►

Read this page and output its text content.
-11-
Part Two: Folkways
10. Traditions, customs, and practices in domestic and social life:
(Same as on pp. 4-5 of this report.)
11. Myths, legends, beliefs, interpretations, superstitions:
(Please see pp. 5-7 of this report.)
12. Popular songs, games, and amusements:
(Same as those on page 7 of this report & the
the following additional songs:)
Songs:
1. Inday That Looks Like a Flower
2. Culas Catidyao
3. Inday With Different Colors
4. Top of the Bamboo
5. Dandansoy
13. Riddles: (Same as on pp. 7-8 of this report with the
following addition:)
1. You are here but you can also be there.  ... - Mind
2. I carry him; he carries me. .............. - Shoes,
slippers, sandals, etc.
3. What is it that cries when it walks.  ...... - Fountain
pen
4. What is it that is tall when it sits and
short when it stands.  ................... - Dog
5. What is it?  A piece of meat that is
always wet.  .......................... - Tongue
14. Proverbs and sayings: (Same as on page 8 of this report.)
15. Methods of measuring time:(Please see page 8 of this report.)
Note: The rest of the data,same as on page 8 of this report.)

◄

- Set problem:
Write out the entries above word for word.

- Solution for this problem:
Read this page and output its text content.
-11-
Part Two: Folkways
10. Traditions, customs, and practices in domestic and social life:
(Same as on pp. 4-5 of this report.)
11. Myths, legends, beliefs, interpretations, superstitions:
(Please see pp. 5-7 of this report.)
12. Popular songs, games, and amusements:
(Same as those on page 7 of this report & the
the following additional songs:)
Songs:
1. Inday That Looks Like a Flower
2. Culas Catidyao
3. Inday With Different Colors
4. Top of the Bamboo
5. Dandansoy
13. Riddles: (Same as on pp. 7-8 of this report with the
following addition:)
1. You are here but you can also be there.  ... - Mind
2. I carry him; he carries me. .............. - Shoes,
slippers, sandals, etc.
3. What is it that cries when it walks.  ...... - Fountain
pen
4. What is it that is tall when it sits and
short when it stands.  ................... - Dog
5. What is it?  A piece of meat that is
always wet.  .......................... - Tongue
14. Proverbs and sayings: (Same as on page 8 of this report.)
15. Methods of measuring time:(Please see page 8 of this report.)
Note: The rest of the data,same as on page 8 of this report.)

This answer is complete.